_TEXT BLOCK_.
****************

His mother, Cedilla Malcolm Marley, immigrated to America three years earlier. She had filed papers for him to join her. When his papers came through, he said he would not leave unless Rita would eventually follow him. He married Rita because he was afraid that she would find another boyfriend when he was gone.
 
In Delaware, Bob worked at Chrysler factory. He also worked at Hotel DuPont in Wilmington. He did not like what he was doing. He did not like life in America.
 
Eight months after, he wrote Rita and said, “I’m coming home, I’m sick of this place. Today, while I was vacuuming, the vacuum bag burst and all that dust went up in my face. If I stay here, this is gonna kill me. It will give me all kinds of sickness! I’m a singer, I’m not this, I’m coming home.”
 
Bob returned to Trench Town and continued to work on his music. Things were tough. He had no money and was sharing a room at Rita’s Aunt’s place with two kids. During this period, Bob and Rita began to practice Rastafarianism. They refused to eat from the same pot as Aunty in whose house they lived.
 
That irritated Aunty.

****************

_EXTRACTED DATA_.
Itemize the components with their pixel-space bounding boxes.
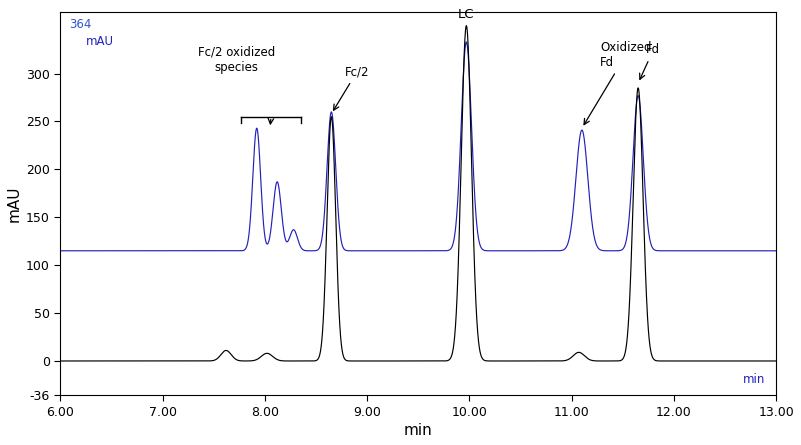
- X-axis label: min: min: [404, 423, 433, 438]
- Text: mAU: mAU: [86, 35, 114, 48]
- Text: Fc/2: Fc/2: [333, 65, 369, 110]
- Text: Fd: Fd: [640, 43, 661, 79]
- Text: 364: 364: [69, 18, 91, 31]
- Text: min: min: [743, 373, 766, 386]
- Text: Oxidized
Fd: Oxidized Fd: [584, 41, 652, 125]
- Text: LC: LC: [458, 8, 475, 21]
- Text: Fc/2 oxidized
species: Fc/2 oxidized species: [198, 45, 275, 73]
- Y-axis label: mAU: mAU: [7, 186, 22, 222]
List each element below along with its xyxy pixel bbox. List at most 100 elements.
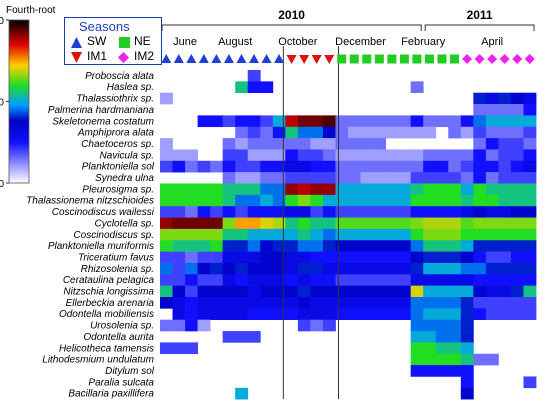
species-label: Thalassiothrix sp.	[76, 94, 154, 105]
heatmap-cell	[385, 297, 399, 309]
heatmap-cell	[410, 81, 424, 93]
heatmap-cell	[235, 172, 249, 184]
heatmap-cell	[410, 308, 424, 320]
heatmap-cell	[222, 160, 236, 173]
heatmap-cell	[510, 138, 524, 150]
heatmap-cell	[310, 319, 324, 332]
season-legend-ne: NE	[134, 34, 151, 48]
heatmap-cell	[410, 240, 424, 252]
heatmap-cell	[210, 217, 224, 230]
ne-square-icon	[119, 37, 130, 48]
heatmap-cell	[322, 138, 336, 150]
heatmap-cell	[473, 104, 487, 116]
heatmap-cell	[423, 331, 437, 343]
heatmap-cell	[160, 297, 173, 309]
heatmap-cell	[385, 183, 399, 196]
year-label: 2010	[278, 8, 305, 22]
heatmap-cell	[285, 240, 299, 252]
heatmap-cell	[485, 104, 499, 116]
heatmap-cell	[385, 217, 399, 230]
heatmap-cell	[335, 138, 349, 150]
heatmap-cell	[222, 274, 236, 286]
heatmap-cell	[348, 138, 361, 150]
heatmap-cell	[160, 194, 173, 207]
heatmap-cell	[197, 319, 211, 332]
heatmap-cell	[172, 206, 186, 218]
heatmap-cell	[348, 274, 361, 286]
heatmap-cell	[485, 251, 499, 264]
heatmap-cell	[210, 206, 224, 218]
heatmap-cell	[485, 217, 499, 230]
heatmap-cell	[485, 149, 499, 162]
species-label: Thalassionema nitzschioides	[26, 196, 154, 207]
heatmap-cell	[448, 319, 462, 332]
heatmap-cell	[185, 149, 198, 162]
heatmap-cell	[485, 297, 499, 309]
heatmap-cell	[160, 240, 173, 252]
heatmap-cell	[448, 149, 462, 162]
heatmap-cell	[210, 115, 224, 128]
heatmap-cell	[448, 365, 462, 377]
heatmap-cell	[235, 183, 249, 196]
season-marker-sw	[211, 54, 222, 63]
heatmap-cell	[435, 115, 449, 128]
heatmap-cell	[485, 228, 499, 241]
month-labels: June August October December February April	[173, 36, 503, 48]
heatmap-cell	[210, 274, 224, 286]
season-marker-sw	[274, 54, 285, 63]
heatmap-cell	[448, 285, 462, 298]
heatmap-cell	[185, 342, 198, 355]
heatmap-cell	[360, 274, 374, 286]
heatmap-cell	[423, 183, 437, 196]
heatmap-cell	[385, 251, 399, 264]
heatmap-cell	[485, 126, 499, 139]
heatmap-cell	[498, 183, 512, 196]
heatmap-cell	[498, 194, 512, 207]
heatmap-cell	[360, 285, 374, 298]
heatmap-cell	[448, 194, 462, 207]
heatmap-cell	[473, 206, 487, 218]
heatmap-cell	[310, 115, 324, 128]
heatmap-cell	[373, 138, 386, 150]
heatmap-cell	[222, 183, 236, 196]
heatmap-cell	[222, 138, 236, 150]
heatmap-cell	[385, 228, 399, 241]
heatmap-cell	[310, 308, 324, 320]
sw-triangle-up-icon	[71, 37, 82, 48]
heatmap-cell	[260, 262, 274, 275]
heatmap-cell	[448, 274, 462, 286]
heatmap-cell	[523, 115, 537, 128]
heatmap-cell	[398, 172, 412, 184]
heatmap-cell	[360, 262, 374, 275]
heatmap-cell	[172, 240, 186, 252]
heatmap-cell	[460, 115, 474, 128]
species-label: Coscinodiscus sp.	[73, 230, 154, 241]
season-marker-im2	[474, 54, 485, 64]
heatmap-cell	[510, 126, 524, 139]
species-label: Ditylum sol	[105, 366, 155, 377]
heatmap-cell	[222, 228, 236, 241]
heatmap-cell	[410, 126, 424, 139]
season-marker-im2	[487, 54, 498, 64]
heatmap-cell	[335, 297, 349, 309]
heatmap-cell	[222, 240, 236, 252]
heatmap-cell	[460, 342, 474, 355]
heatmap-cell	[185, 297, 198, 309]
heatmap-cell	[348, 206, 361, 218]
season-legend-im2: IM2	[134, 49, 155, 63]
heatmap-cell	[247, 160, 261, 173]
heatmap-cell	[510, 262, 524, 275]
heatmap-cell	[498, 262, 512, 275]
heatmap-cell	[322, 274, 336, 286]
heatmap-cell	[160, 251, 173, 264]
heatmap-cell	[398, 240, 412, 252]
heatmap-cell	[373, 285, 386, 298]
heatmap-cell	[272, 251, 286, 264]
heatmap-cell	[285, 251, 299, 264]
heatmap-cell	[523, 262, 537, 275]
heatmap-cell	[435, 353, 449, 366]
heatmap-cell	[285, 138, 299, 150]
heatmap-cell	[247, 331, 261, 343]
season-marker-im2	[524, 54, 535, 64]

****************

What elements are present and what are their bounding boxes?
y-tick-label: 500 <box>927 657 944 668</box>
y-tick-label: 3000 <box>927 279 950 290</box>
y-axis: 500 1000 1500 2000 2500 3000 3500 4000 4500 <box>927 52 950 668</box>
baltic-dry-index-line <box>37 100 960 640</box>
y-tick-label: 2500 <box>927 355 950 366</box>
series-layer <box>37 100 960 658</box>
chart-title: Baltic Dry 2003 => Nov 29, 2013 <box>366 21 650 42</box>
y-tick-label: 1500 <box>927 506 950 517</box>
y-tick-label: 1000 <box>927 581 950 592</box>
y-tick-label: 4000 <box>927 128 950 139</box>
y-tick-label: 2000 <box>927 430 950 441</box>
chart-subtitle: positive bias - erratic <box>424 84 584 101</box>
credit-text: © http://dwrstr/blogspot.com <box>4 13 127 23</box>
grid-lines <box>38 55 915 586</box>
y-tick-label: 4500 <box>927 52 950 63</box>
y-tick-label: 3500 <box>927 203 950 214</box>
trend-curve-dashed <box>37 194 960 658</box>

****************

_PROBLEM REQUIREMENTS_.
Answer these questions from the Bob Marley passage:
1. Besides the Chrysler factory, where did Bob work in Wilmington?
2. How many months passed before he wrote Rita that he was coming home?
3. At whose place did Bob share a room after returning to Trench Town?
The items aren't needed here.

_SOLUTION TO THE EXERCISE_.
1. Hotel DuPont
2. Eight
3. Rita's aunt's